▸ **Element and box listings**
--- Begin ---

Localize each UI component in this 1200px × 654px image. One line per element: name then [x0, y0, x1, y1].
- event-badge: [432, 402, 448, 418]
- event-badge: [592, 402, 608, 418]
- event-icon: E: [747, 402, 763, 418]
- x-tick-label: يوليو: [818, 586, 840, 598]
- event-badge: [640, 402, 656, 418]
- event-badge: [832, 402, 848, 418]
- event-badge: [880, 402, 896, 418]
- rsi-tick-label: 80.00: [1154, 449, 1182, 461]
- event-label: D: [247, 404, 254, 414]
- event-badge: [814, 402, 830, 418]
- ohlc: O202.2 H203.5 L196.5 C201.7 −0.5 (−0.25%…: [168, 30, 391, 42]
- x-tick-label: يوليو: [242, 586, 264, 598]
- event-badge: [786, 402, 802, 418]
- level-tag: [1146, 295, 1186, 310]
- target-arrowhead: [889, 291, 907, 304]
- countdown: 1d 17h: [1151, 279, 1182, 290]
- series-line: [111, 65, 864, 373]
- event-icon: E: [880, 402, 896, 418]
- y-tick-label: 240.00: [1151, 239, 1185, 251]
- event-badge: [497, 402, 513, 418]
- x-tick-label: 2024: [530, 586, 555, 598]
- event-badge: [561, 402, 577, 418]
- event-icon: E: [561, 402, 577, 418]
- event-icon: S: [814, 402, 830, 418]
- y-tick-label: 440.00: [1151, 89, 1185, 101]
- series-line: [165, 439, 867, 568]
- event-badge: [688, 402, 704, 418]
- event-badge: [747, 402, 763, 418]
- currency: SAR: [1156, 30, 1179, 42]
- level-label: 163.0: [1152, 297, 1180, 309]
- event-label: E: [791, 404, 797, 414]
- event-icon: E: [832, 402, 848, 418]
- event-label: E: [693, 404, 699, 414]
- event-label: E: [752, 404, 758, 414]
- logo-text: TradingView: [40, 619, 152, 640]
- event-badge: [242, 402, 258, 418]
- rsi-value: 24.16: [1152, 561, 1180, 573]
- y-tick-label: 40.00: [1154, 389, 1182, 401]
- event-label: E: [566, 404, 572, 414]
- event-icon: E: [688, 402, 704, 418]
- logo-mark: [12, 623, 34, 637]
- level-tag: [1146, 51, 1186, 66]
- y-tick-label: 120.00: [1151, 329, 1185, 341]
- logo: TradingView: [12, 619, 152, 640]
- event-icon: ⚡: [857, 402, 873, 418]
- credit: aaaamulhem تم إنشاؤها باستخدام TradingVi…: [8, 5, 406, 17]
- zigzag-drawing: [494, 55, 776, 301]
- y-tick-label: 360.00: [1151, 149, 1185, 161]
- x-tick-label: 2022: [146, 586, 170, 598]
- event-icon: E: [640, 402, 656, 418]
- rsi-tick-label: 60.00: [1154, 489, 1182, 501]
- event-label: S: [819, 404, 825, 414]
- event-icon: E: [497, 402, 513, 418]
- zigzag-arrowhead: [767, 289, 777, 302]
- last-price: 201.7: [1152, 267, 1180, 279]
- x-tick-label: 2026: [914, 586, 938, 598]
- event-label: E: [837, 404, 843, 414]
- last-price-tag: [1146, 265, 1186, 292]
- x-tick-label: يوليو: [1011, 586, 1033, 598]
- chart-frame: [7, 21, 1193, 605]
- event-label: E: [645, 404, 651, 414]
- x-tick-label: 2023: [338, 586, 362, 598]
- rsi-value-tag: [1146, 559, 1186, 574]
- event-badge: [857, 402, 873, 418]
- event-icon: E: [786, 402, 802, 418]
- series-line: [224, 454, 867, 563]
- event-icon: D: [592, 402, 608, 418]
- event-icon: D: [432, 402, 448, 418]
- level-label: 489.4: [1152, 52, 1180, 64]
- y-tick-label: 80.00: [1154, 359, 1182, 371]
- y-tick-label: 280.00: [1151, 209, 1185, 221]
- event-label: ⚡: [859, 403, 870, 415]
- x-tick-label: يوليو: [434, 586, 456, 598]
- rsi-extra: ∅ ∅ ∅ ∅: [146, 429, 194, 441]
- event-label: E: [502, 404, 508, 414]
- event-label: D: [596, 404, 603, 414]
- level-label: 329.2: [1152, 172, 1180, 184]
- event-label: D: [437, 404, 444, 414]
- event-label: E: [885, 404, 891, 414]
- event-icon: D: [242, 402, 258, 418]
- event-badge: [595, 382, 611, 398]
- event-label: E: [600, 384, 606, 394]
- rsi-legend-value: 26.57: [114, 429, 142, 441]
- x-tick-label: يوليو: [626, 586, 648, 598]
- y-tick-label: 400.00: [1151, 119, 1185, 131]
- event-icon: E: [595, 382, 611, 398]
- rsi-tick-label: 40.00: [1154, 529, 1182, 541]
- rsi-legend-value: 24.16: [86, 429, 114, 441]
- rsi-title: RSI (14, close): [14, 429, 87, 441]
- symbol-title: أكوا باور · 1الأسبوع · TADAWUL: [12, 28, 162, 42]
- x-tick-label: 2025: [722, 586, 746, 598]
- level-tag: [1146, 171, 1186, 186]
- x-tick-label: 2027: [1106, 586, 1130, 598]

--- End ---

▸ **Stated task**
Please rewrite the records from the start through the line that contains "- logo-text: TradingView: [40, 619, 152, 640]", swapping "event-badge" for "event-marker" and leaving everything else unchanged.

▸ **Expected answer**
Localize each UI component in this 1200px × 654px image. One line per element: name then [x0, y0, x1, y1].
- event-marker: [432, 402, 448, 418]
- event-marker: [592, 402, 608, 418]
- event-icon: E: [747, 402, 763, 418]
- x-tick-label: يوليو: [818, 586, 840, 598]
- event-marker: [640, 402, 656, 418]
- event-marker: [832, 402, 848, 418]
- event-marker: [880, 402, 896, 418]
- rsi-tick-label: 80.00: [1154, 449, 1182, 461]
- event-label: D: [247, 404, 254, 414]
- event-marker: [814, 402, 830, 418]
- ohlc: O202.2 H203.5 L196.5 C201.7 −0.5 (−0.25%…: [168, 30, 391, 42]
- x-tick-label: يوليو: [242, 586, 264, 598]
- event-marker: [786, 402, 802, 418]
- level-tag: [1146, 295, 1186, 310]
- target-arrowhead: [889, 291, 907, 304]
- countdown: 1d 17h: [1151, 279, 1182, 290]
- series-line: [111, 65, 864, 373]
- event-icon: E: [880, 402, 896, 418]
- y-tick-label: 240.00: [1151, 239, 1185, 251]
- event-marker: [497, 402, 513, 418]
- x-tick-label: 2024: [530, 586, 555, 598]
- event-marker: [561, 402, 577, 418]
- event-icon: E: [561, 402, 577, 418]
- event-icon: S: [814, 402, 830, 418]
- y-tick-label: 440.00: [1151, 89, 1185, 101]
- series-line: [165, 439, 867, 568]
- event-marker: [688, 402, 704, 418]
- event-marker: [747, 402, 763, 418]
- currency: SAR: [1156, 30, 1179, 42]
- level-label: 163.0: [1152, 297, 1180, 309]
- event-label: E: [791, 404, 797, 414]
- event-icon: E: [832, 402, 848, 418]
- event-label: E: [693, 404, 699, 414]
- event-label: E: [752, 404, 758, 414]
- logo-text: TradingView: [40, 619, 152, 640]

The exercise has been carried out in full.